Brano ->

..............................

Se, tornando da un viaggio, vi chiedessero di riassumerlo in una sola fotografia, in un attimo, in uno scatto...
 cosa scegliereste?


31 Dicembre 2012. L'anno scivolerà via tra poche ore, forse impattando sulla strada coperta da uno strato di ghiaccio di almeno 5 centimentri. Uscendo dalla carreggiata principale, tutto rimane perennemente incrostato di freddo.
Scivolosissimo al minimo movimento.
Non per loro, che agilmente sgattaiolano sul sentierino di cristallo come se fossero su un prato.
Rimango inesorabilmente indietro, chiamandole a gran voce, divertita da quanto sia impacciata nel loro habitat: "Lo sapete che non so camminare sul ghiaccio come voi!"

Sono volata qui solo ieri da casa mia: ancora non mi sembra vero, di aver raggiunto questo mondo e poterne già far parte così.



Mentre le bambine vanno di casa in casa a recitare la filastrocca di fine anno, alcuni simpatici compagni di scuola travestiti da mostri tendono agguati paurosissimi!
Vale, Miha, Georgi e Deni mi accompagnano allegre per il paese, anche se "compagnia" è un eufemismo: innumerevoli tentativi fantozziani di rincorsa disperata delle infanti su terribili lastroni compatti.
Solo ogni tanto, una delle quattro, inaspettatamente si affianca a me e sorridendo mi prende per mano, cancellando le enormi distanze tra le nostre vite con un gesto semplice di fiducia.

In teoria rivesto l'autorevole ruolo di "adulta" di riferimento, insieme ad una compagna di viaggio.
Mi accorgo presto che non è così: che pretese ho io, da poco più di una quarantina d'ore in Romania, di dirigere la ciurma?

Loro conoscono le vie, conoscono il romeno, conoscono la gente.


 Sono nate qui, o perlomeno qui sono cresciute e hanno trovato affetto:  

Vale, Miha, e Deni sono sorelle, e hanno trascorso la loro vita nella Casa per bambini "Victorine".
Non ricordo con precisione la loro storia, tra le miriadi di storie che ho sentito in questi giorni.
Di certo non è un racconto facile: senza una loro casa, senza genitori che le crescano.

Anche Georgi ha delle sorelle, sono sette femmine, e come lei, altre due sono a passeggio per Slanic in questo freddissimo pomeriggio di fine anno.
Sono di origine rom, e vivono anche loro alla "Victorine".
Non ho la più pallida idea di dove siano le altre quattro sorelle, ma mi sono accorta che la storia di ognuno di questi bambini va ricercata dentro parentele, separazioni e ricongiungimenti troppo complessi da capire, forse dolorosi da chiedere.

..............................

Dati grezzi ->
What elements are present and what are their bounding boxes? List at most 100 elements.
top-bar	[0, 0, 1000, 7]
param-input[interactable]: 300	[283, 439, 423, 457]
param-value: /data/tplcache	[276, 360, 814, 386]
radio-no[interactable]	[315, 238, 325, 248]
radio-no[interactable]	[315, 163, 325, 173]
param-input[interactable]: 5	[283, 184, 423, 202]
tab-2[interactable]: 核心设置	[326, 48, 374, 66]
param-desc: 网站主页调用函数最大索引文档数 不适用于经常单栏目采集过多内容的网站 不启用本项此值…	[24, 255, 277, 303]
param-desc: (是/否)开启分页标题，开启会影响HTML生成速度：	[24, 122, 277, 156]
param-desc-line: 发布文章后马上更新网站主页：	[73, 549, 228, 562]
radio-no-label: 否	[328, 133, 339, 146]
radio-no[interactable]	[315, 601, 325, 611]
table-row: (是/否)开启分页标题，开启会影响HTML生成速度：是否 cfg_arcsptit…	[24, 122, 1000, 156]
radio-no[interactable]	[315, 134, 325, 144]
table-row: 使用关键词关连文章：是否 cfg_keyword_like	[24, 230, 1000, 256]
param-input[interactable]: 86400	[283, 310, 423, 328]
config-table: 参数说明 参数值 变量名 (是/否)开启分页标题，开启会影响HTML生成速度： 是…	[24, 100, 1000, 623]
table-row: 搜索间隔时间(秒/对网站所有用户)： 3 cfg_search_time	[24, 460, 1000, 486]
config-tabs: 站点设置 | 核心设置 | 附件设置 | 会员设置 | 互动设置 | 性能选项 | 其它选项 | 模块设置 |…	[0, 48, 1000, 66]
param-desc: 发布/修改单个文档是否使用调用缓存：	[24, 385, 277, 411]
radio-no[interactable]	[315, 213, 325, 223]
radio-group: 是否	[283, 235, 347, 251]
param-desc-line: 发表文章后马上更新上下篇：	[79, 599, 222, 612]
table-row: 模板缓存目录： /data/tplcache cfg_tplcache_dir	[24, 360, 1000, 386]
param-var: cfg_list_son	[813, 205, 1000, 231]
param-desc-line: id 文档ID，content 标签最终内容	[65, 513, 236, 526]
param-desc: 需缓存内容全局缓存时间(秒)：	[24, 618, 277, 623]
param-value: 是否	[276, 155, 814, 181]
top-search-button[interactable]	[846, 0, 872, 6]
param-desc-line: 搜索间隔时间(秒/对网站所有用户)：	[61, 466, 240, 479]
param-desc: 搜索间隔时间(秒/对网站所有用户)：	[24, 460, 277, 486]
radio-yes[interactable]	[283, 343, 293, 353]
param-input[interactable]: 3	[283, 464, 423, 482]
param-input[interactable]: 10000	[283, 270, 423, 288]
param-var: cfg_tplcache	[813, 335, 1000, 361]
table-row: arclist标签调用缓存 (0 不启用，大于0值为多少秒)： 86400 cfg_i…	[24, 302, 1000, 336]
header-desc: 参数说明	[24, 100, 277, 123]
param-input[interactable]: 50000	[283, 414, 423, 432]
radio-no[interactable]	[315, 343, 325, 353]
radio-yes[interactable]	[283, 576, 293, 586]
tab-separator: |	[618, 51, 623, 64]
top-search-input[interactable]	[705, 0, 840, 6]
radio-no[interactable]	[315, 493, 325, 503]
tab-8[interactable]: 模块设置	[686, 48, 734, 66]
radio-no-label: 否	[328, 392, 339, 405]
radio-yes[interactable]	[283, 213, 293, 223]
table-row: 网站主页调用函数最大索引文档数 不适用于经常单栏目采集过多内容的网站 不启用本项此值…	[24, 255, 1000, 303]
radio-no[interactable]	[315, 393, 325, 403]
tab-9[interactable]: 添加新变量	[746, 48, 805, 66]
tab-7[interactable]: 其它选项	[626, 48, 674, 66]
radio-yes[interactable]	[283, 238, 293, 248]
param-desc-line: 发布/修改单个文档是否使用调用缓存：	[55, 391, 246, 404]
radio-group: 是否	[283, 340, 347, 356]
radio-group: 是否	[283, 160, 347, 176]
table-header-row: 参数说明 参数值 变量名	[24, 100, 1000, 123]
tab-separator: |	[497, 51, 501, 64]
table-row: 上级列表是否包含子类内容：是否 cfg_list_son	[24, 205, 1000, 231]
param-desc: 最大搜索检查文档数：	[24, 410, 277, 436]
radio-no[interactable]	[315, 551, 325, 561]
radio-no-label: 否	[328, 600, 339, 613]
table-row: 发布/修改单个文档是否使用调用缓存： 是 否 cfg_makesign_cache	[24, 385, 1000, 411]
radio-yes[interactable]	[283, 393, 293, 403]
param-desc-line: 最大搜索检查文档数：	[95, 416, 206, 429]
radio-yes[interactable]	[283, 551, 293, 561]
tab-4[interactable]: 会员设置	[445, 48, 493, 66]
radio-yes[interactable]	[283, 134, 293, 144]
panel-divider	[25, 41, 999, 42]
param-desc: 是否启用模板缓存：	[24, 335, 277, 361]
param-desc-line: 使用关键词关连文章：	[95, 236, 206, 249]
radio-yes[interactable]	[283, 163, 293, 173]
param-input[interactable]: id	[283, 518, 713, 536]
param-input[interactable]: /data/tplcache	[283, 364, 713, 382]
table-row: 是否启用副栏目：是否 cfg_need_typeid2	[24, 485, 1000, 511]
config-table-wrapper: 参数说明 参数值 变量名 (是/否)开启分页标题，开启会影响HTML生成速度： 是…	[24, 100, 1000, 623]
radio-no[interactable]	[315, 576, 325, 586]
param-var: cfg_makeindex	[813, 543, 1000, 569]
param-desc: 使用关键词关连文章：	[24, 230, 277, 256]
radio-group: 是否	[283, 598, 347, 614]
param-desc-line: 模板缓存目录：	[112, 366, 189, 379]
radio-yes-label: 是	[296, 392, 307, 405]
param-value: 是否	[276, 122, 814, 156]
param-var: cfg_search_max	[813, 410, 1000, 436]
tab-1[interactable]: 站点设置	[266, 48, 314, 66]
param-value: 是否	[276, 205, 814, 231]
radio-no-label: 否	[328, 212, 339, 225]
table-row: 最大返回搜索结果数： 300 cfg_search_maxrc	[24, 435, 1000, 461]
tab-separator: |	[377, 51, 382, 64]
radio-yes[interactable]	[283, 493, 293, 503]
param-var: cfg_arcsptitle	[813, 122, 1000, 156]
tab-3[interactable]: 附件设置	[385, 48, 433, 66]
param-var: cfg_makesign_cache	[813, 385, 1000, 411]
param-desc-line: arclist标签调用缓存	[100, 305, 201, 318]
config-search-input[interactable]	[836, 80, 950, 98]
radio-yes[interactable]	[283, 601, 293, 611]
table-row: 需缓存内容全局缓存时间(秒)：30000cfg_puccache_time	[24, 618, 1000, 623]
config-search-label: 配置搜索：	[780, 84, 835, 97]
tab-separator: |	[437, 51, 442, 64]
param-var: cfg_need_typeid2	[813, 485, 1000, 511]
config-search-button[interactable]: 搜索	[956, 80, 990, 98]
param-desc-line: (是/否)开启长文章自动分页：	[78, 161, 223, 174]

..............................

Cose da fare ->
**A.** Ripeti alla lettera il brano sul capodanno in Romania da "31 Dicembre 2012." fino a "su un prato." compreso.
**B.** Come riassumeresti in due frasi il brano sul capodanno in Romania?
**C.** Puoi proseguire il brano sul capodanno in Romania partendo dopo la sua ultima frase?
Le voci costituiscono materiale a sé, distinto dal brano.

Risposte finali ->
**A.**
31 Dicembre 2012. L'anno scivolerà via tra poche ore, forse impattando sulla strada coperta da uno strato di ghiaccio di almeno 5 centimentri. Uscendo dalla carreggiata principale, tutto rimane perennemente incrostato di freddo.
Scivolosissimo al minimo movimento.
Non per loro, che agilmente sgattaiolano sul sentierino di cristallo come se fossero su un prato.

**B.** Il 31 dicembre 2012, arrivata in Romania solo il giorno prima, la narratrice accompagna Vale, Miha, Georgi e Deni per le strade ghiacciate del paese mentre le bambine vanno di casa in casa a recitare la filastrocca di fine anno, muovendosi sul ghiaccio con un'agilità che lei non ha. In teoria è lei l'adulta di riferimento, ma si accorge che sono le bambine a conoscere le vie, il romeno e la gente, perché sono cresciute lì, nella Casa per bambini "Victorine": Vale, Miha e Deni sono sorelle, e Georgi, di origine rom, è una di sette sorelle.

**C.**
Immersa nei miei pensieri mi accorgo che qualcuno, nel frattempo, si sta già dando da fare.
 Da questo momento in poi è tutto un grande bussare, scampanellare, rumore concitato di passi sulle scale.
I primi venti minuti appiaiono monotoni, nessuno accenna ad aprire le porte, ed inizio a preoccuparmi della delusione che potrebbero intascare le mie nuove, piccole amiche.

L'apprensione lascia spazio alla meraviglia della prima porta aperta (immortalata nella fotografia in alto).
Il cerimoniale è sempre lo stesso, le reazioni sempre nuove: la porta di apre, le bambine chiedono di poter recitare la filastrocca di fine anno, ricevono quasi sempre un "Da" (Sì) e iniziano a proclamare i versi, imparati a memoria con tanta fatica.
Noto che mentre ripetono la filastrocca cercano i nostri sguardi, come per essere rassicurate: "Siete brave, state andando bene" cercano di comunicare i miei sorrisoni da dietro la porta, anche se in realtà non capisco nulla di ciò che stanno dicendo.

Deni, la più grande, dirige la situazione: da dietro, impartisce il tono alle altre, le stimola quando sbagliano, controllando velocemente i versi sul suo foglietto stropicciato.

Il successo è grande: le persone, sorridendo, ci donano dolci e caramelle, insieme ad alcune banconote di leu, valuta romena. Vale, la più piccola, serissima, gestisce la cassa.
Spesso le persone si rivolgono a noi, ma le bambine prontamente ricordano che "Siamo italiane".

Tre ore di scale, pianerottoli, case aperte, volti nuovi, nuovi sapori  e suoni, vite di altri: si ride insieme della vecchietta che ci ha sbattuto in faccia la porta esclamando l'unico "Nu" del pomeriggio, si contano i leu nel portafoglio, si sgranocchiano i cioccolatini alle nocciole.

L'emozione di essere stranieri accolti con calore è grande, non penso di averla mai provata così prima d'ora: entrare nelle case della gente, incrociare gli sguardi con complicità, scambiarsi gli auguri con un romeno biascicato, improvvisato su due piedi.

S'è fatto buio, è ora di tornare a casa, ma le bambine non vogliono saperne: convintissime della loro scelta. entrano dalla porta scorrevole di un Hotel a quattro stelle. Anzi, DELL'Hotel a quattro stelle.
Cerco di dissuaderle, ma non c'è verso: una ragazza truccatissima, alla reception, offre loro un cestino colmo di caramelle, con un sorriso sincero.

 Benvenuta in Romania.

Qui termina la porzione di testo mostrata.